● **AIM**:
Report how many lines hold the string "item". Give the number and nothing else.

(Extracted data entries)
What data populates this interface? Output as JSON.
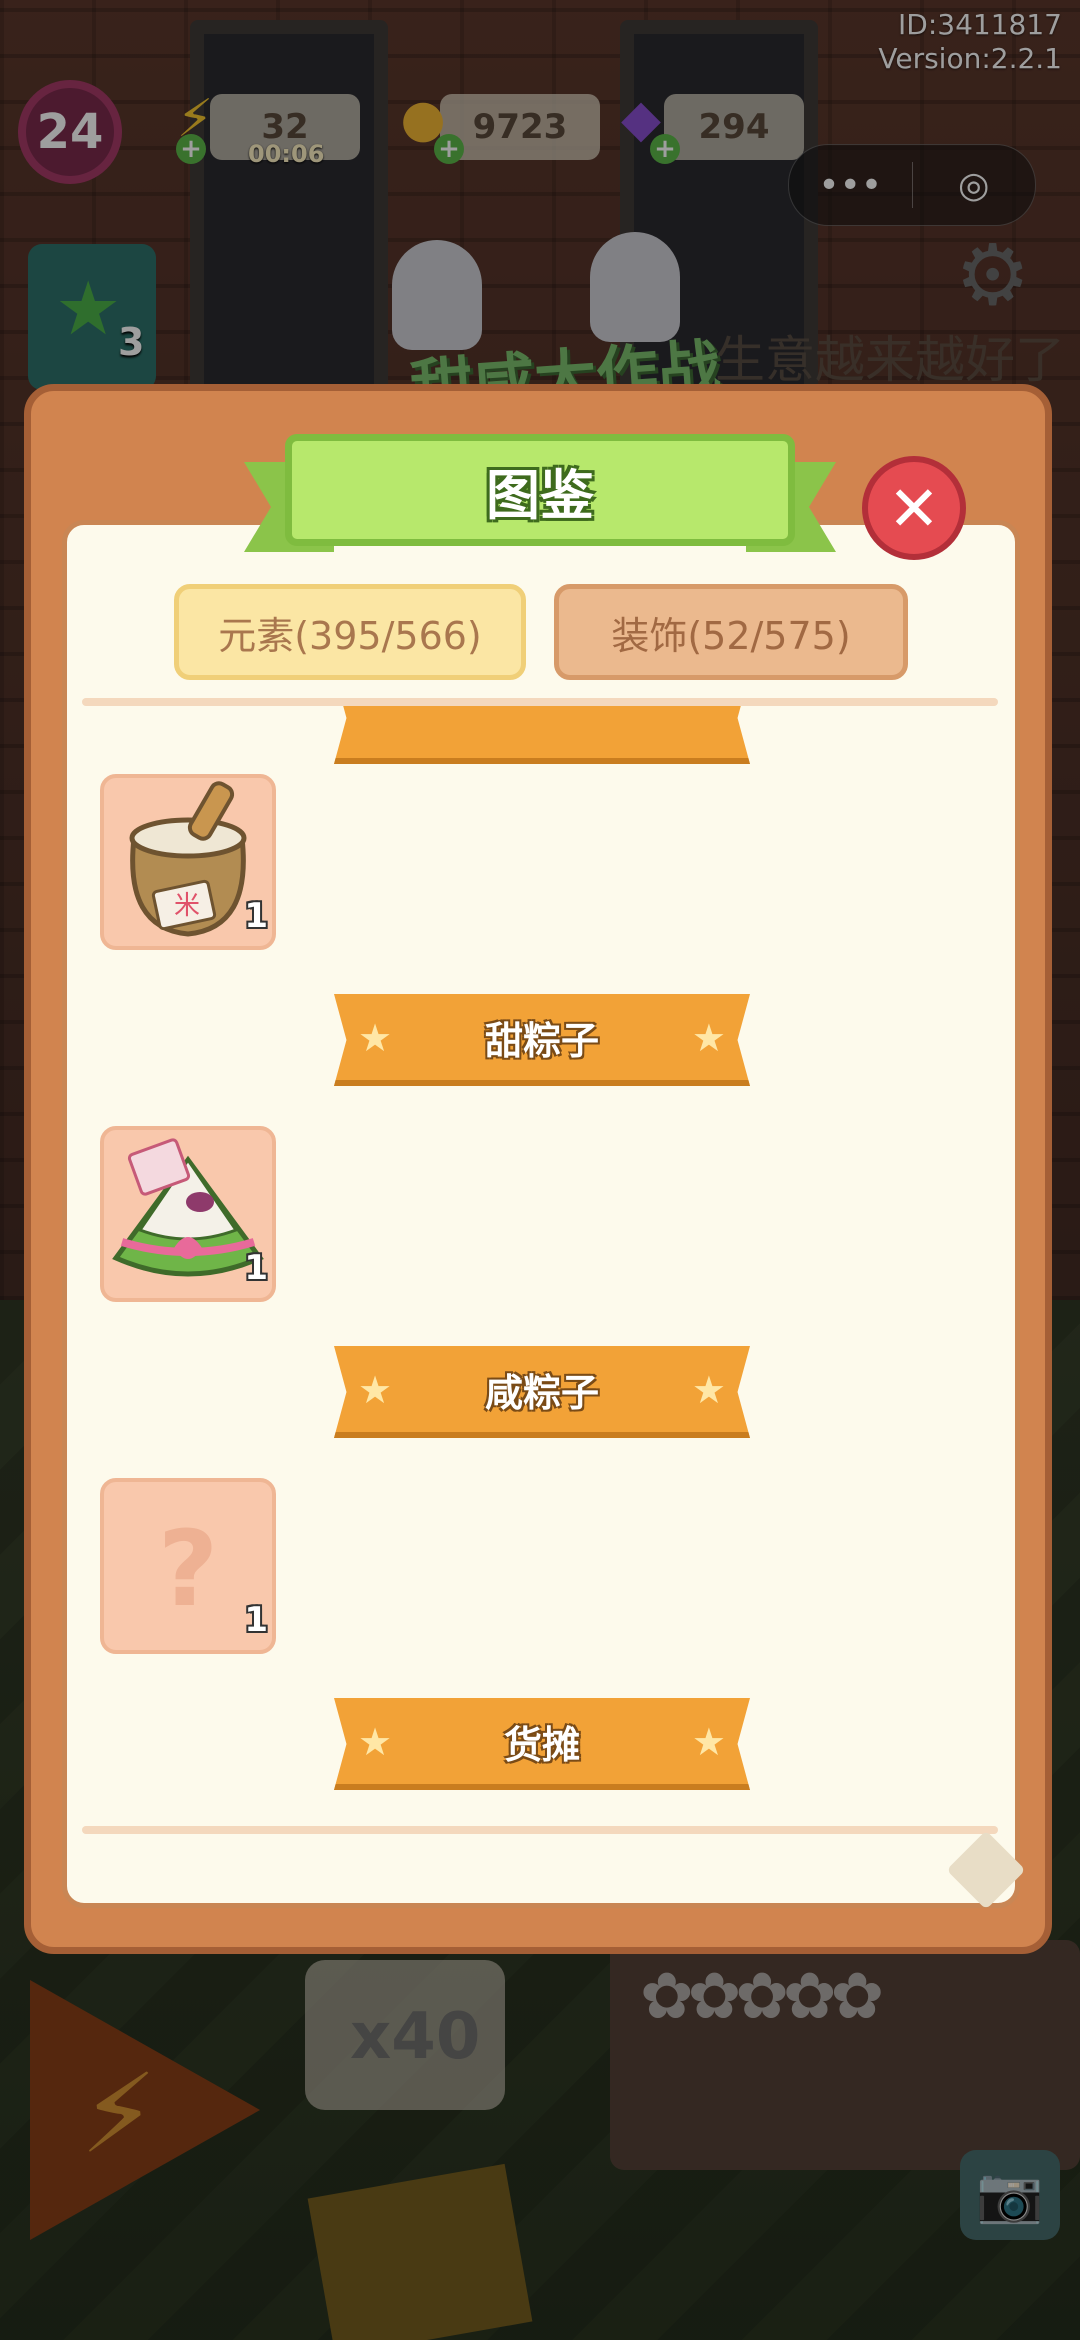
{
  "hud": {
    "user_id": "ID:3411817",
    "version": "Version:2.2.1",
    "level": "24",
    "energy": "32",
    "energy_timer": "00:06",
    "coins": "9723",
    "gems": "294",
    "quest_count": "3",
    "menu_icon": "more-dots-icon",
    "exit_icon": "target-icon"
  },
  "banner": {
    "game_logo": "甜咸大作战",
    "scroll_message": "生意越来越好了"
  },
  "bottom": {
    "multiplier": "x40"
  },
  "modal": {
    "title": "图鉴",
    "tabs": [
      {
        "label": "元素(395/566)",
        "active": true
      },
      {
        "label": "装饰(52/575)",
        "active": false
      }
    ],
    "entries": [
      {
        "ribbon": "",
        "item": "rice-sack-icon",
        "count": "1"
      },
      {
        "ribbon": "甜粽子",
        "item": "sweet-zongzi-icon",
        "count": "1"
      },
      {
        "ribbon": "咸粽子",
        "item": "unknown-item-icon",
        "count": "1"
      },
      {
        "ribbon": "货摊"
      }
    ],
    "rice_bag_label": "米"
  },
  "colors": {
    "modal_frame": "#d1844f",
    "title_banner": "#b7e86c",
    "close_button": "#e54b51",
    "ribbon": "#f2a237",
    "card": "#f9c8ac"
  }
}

● **FINISHED TASK**:
3